WHAT THIS TASK INVOLVES –
Return the listing word for word, as given.

[Figure collection entries]

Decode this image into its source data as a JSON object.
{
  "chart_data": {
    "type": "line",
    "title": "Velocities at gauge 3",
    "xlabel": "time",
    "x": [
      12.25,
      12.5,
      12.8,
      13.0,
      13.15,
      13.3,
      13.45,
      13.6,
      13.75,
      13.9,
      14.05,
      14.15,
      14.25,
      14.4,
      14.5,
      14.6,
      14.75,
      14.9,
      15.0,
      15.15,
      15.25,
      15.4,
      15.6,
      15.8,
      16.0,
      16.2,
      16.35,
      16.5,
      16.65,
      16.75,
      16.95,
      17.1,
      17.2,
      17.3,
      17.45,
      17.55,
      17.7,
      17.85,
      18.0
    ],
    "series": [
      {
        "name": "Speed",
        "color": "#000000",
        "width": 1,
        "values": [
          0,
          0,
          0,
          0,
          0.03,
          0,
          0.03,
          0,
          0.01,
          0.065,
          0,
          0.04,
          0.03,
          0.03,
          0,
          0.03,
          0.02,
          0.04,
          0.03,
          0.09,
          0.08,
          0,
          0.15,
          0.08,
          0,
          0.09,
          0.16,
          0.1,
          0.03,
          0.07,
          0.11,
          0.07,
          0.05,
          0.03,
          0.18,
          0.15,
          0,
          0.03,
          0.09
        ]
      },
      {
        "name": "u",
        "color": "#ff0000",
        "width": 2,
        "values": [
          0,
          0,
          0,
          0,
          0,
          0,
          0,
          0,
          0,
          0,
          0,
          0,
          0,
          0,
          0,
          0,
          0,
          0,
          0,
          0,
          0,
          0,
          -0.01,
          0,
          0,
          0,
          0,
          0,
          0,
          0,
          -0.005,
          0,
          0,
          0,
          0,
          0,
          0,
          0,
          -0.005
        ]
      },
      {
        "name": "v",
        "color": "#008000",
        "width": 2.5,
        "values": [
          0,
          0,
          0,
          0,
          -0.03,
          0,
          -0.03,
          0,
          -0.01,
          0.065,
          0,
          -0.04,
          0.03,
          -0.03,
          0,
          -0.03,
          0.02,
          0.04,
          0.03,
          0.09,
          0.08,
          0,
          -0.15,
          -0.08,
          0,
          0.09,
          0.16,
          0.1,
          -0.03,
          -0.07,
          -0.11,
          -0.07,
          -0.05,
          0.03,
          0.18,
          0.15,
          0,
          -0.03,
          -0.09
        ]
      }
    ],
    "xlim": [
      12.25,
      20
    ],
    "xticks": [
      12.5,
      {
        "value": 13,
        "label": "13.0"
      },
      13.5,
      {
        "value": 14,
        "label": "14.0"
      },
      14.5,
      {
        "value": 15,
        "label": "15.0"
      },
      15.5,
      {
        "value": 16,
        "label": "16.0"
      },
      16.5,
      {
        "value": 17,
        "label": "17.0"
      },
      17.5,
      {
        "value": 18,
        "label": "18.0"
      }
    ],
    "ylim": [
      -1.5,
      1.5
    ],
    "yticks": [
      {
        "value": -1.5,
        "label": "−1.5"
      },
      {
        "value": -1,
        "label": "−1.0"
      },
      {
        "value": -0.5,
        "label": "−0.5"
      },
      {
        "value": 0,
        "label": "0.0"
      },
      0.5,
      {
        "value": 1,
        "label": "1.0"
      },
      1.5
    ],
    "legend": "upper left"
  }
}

FINISHED TASK –
Decode this image into its source data as a JSON object.
{
  "chart_data": {
    "type": "line",
    "title": "Velocities at gauge 3",
    "xlabel": "time",
    "x": [
      12.25,
      12.5,
      12.8,
      13.0,
      13.15,
      13.3,
      13.45,
      13.6,
      13.75,
      13.9,
      14.05,
      14.15,
      14.25,
      14.4,
      14.5,
      14.6,
      14.75,
      14.9,
      15.0,
      15.15,
      15.25,
      15.4,
      15.6,
      15.8,
      16.0,
      16.2,
      16.35,
      16.5,
      16.65,
      16.75,
      16.95,
      17.1,
      17.2,
      17.3,
      17.45,
      17.55,
      17.7,
      17.85,
      18.0
    ],
    "series": [
      {
        "name": "Speed",
        "color": "#000000",
        "width": 1,
        "values": [
          0,
          0,
          0,
          0,
          0.03,
          0,
          0.03,
          0,
          0.01,
          0.065,
          0,
          0.04,
          0.03,
          0.03,
          0,
          0.03,
          0.02,
          0.04,
          0.03,
          0.09,
          0.08,
          0,
          0.15,
          0.08,
          0,
          0.09,
          0.16,
          0.1,
          0.03,
          0.07,
          0.11,
          0.07,
          0.05,
          0.03,
          0.18,
          0.15,
          0,
          0.03,
          0.09
        ]
      },
      {
        "name": "u",
        "color": "#ff0000",
        "width": 2,
        "values": [
          0,
          0,
          0,
          0,
          0,
          0,
          0,
          0,
          0,
          0,
          0,
          0,
          0,
          0,
          0,
          0,
          0,
          0,
          0,
          0,
          0,
          0,
          -0.01,
          0,
          0,
          0,
          0,
          0,
          0,
          0,
          -0.005,
          0,
          0,
          0,
          0,
          0,
          0,
          0,
          -0.005
        ]
      },
      {
        "name": "v",
        "color": "#008000",
        "width": 2.5,
        "values": [
          0,
          0,
          0,
          0,
          -0.03,
          0,
          -0.03,
          0,
          -0.01,
          0.065,
          0,
          -0.04,
          0.03,
          -0.03,
          0,
          -0.03,
          0.02,
          0.04,
          0.03,
          0.09,
          0.08,
          0,
          -0.15,
          -0.08,
          0,
          0.09,
          0.16,
          0.1,
          -0.03,
          -0.07,
          -0.11,
          -0.07,
          -0.05,
          0.03,
          0.18,
          0.15,
          0,
          -0.03,
          -0.09
        ]
      }
    ],
    "xlim": [
      12.25,
      20
    ],
    "xticks": [
      12.5,
      {
        "value": 13,
        "label": "13.0"
      },
      13.5,
      {
        "value": 14,
        "label": "14.0"
      },
      14.5,
      {
        "value": 15,
        "label": "15.0"
      },
      15.5,
      {
        "value": 16,
        "label": "16.0"
      },
      16.5,
      {
        "value": 17,
        "label": "17.0"
      },
      17.5,
      {
        "value": 18,
        "label": "18.0"
      }
    ],
    "ylim": [
      -1.5,
      1.5
    ],
    "yticks": [
      {
        "value": -1.5,
        "label": "−1.5"
      },
      {
        "value": -1,
        "label": "−1.0"
      },
      {
        "value": -0.5,
        "label": "−0.5"
      },
      {
        "value": 0,
        "label": "0.0"
      },
      0.5,
      {
        "value": 1,
        "label": "1.0"
      },
      1.5
    ],
    "legend": "upper left"
  }
}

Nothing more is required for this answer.